Pick every line with "White" from the material below.

**** EXCERPTED DATA

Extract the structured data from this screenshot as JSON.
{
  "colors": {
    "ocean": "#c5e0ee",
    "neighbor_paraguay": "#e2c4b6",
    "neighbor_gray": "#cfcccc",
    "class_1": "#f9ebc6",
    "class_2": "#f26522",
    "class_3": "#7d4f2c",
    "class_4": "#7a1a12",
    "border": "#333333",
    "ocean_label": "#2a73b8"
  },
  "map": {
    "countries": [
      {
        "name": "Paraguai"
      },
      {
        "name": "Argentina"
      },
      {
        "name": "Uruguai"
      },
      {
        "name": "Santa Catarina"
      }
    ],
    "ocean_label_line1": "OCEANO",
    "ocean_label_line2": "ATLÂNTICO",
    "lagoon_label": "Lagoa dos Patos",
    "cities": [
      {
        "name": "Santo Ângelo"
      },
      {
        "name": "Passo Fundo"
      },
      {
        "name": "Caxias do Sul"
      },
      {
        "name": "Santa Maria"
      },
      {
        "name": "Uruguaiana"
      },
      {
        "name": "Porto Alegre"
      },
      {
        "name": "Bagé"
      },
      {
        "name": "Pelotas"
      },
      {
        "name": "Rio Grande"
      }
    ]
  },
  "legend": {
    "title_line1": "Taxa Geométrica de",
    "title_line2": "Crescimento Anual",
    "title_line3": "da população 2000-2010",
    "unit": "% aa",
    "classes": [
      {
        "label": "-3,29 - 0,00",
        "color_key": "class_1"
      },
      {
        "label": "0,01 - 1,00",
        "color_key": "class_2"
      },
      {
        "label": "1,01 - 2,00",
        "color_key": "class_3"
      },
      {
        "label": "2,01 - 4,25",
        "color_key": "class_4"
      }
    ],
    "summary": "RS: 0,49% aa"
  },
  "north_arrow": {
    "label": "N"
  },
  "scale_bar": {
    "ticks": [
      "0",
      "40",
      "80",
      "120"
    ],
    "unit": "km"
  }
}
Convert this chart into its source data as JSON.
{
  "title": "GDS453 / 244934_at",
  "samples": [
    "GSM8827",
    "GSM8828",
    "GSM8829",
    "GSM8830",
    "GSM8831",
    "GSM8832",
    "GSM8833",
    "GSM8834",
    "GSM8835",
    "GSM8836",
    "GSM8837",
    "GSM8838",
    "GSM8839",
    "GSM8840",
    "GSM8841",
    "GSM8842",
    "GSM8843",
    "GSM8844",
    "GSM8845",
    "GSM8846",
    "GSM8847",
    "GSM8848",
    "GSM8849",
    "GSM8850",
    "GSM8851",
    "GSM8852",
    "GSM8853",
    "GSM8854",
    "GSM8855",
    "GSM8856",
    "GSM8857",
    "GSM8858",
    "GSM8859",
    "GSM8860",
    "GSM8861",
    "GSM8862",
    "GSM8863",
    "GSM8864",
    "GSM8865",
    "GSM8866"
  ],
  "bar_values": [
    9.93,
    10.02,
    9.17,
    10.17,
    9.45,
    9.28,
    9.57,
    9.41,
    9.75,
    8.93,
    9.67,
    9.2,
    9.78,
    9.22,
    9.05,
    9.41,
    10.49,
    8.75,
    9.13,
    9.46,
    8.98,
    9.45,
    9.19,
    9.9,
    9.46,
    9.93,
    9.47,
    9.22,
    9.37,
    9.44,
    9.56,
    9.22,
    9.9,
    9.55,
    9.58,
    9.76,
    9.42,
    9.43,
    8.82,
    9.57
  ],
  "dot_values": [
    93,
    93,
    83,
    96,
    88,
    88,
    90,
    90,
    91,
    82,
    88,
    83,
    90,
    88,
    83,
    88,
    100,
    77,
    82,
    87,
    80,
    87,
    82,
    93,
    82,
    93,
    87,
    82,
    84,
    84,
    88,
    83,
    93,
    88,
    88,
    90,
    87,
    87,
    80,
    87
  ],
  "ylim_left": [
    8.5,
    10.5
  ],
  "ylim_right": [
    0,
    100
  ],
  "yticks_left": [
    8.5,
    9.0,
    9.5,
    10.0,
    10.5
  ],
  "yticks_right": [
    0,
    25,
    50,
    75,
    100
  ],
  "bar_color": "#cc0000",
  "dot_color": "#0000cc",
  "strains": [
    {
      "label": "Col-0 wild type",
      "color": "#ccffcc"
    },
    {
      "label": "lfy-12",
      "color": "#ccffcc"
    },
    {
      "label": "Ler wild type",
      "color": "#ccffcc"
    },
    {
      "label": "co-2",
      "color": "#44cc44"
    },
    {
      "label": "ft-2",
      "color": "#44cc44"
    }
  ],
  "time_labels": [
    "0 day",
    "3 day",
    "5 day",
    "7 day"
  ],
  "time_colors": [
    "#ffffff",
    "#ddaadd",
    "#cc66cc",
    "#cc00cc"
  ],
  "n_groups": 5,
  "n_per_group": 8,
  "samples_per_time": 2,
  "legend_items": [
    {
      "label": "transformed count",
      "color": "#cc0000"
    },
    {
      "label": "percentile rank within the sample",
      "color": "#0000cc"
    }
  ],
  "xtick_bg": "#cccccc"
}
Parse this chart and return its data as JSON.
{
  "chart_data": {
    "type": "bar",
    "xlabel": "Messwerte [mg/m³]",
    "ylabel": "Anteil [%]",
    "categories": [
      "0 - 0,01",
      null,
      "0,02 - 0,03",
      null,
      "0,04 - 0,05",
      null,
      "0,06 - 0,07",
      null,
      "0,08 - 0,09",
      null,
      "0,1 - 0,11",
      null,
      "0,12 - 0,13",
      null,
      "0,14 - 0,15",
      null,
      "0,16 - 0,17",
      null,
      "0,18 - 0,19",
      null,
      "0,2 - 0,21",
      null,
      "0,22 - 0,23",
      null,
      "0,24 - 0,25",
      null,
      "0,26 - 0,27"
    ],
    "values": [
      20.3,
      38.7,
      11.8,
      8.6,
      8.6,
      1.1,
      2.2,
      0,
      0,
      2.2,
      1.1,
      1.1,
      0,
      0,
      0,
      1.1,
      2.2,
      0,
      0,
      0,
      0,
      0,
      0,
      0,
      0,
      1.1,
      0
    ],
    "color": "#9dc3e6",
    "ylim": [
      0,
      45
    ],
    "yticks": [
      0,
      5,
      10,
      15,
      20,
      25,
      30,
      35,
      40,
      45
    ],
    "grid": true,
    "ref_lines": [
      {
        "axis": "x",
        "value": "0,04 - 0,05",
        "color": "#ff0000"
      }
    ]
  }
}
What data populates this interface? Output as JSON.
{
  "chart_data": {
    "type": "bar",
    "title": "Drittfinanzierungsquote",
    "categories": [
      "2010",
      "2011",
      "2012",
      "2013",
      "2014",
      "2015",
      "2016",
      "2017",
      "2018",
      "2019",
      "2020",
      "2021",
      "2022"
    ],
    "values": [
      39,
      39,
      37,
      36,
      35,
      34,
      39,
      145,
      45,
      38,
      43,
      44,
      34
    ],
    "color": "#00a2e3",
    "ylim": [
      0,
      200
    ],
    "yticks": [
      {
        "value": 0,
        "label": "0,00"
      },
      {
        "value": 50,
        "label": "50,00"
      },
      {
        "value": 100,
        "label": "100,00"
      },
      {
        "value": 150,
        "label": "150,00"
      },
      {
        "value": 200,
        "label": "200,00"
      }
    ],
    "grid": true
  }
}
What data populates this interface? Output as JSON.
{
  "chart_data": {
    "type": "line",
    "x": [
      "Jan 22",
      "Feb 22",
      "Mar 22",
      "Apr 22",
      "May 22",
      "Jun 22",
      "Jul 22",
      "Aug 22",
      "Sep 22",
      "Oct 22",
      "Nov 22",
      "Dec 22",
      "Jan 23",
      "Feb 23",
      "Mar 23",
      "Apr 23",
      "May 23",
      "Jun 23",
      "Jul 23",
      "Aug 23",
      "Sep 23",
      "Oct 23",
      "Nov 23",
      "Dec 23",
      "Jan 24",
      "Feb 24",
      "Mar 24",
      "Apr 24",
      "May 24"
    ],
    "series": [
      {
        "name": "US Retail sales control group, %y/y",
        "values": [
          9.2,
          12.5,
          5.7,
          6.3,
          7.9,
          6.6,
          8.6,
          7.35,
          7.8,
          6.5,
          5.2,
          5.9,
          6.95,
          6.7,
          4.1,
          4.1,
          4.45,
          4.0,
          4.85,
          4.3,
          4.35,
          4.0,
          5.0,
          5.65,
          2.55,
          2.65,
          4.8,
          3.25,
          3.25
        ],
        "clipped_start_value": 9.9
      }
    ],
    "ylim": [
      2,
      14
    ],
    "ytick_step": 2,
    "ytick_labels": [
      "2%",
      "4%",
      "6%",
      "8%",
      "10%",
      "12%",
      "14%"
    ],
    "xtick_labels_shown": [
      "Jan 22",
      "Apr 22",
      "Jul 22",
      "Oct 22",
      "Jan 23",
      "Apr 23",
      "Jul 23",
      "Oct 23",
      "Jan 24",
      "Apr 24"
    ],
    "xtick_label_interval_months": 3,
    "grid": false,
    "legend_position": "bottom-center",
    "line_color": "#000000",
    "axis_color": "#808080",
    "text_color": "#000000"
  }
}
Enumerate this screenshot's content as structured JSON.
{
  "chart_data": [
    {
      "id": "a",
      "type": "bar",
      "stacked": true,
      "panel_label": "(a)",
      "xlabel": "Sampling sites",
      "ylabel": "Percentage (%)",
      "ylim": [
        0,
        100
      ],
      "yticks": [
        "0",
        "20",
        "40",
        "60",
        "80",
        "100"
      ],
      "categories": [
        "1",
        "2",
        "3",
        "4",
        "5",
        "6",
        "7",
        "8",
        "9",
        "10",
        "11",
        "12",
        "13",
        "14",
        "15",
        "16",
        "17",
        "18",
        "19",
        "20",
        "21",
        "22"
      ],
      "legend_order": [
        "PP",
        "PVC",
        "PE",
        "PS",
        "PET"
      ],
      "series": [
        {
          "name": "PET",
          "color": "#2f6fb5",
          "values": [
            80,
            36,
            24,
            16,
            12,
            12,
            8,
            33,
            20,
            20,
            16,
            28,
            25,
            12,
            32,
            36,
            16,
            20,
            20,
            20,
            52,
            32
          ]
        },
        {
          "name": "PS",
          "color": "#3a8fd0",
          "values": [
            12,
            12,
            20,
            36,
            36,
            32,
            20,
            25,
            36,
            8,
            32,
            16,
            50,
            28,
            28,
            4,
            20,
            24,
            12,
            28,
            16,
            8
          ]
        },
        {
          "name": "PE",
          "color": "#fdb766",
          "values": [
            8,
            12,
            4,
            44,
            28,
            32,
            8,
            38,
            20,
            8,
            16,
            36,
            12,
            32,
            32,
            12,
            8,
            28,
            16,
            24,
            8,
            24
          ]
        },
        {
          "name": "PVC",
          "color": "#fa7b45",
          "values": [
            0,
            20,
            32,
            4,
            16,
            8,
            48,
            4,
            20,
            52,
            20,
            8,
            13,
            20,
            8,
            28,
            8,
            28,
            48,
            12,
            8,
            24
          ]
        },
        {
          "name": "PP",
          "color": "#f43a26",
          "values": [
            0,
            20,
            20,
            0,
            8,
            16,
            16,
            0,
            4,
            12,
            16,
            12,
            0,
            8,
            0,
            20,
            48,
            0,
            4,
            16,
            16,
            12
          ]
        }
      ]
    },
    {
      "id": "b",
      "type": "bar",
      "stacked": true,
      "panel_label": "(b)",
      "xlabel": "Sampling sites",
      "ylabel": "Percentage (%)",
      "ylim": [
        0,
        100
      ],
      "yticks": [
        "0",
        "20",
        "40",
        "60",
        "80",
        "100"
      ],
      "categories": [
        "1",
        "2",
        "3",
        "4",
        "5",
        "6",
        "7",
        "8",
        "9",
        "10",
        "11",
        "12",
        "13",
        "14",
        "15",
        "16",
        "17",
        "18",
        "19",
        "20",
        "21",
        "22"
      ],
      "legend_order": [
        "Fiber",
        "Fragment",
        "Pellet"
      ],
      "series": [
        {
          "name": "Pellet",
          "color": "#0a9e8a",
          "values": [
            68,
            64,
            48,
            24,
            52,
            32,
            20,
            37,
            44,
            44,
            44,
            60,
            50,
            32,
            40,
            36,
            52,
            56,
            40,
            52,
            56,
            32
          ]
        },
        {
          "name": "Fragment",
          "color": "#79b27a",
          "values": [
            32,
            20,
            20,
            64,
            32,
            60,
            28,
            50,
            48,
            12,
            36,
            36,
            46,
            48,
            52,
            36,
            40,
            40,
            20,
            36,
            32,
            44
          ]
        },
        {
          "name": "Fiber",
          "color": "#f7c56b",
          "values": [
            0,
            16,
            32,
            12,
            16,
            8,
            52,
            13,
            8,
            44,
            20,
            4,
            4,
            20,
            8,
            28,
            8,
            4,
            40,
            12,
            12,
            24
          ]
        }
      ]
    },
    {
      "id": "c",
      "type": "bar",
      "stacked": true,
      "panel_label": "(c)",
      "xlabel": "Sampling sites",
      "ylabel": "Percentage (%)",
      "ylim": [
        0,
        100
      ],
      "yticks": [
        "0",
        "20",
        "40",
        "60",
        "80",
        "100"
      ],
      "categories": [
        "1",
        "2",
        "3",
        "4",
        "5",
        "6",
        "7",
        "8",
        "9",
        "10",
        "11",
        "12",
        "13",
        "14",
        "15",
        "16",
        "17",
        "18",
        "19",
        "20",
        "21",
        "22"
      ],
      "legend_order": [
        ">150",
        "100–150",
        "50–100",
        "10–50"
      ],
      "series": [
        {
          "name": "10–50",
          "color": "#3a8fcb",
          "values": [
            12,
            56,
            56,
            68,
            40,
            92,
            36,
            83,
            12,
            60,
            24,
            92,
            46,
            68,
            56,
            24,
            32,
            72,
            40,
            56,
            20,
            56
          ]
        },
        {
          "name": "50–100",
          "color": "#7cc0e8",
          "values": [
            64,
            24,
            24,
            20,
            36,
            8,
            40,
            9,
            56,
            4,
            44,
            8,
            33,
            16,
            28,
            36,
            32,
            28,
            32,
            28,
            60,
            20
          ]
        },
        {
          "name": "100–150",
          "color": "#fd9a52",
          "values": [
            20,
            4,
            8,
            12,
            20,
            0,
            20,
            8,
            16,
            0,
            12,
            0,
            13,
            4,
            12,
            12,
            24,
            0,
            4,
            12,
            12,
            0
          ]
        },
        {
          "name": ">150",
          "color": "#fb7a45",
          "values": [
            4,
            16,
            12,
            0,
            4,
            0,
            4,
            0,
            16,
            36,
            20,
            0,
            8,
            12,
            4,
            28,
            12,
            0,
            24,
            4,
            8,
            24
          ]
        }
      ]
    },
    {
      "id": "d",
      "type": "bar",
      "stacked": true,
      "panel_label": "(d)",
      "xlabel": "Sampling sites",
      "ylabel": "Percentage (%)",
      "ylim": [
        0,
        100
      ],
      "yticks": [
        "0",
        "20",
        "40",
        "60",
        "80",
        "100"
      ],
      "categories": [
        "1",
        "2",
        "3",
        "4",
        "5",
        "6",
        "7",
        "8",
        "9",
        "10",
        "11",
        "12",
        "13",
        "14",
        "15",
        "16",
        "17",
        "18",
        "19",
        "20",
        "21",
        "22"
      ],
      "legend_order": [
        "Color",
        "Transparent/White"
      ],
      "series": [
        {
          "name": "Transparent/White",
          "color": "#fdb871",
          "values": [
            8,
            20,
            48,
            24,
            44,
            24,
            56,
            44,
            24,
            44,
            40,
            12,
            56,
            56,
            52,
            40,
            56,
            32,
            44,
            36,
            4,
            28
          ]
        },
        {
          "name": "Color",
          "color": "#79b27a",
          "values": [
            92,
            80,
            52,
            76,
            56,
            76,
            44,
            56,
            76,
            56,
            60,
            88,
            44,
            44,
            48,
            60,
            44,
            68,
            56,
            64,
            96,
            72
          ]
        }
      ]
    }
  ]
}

********

### WORKED ANSWER
        "Transparent/White"
          "name": "Transparent/White",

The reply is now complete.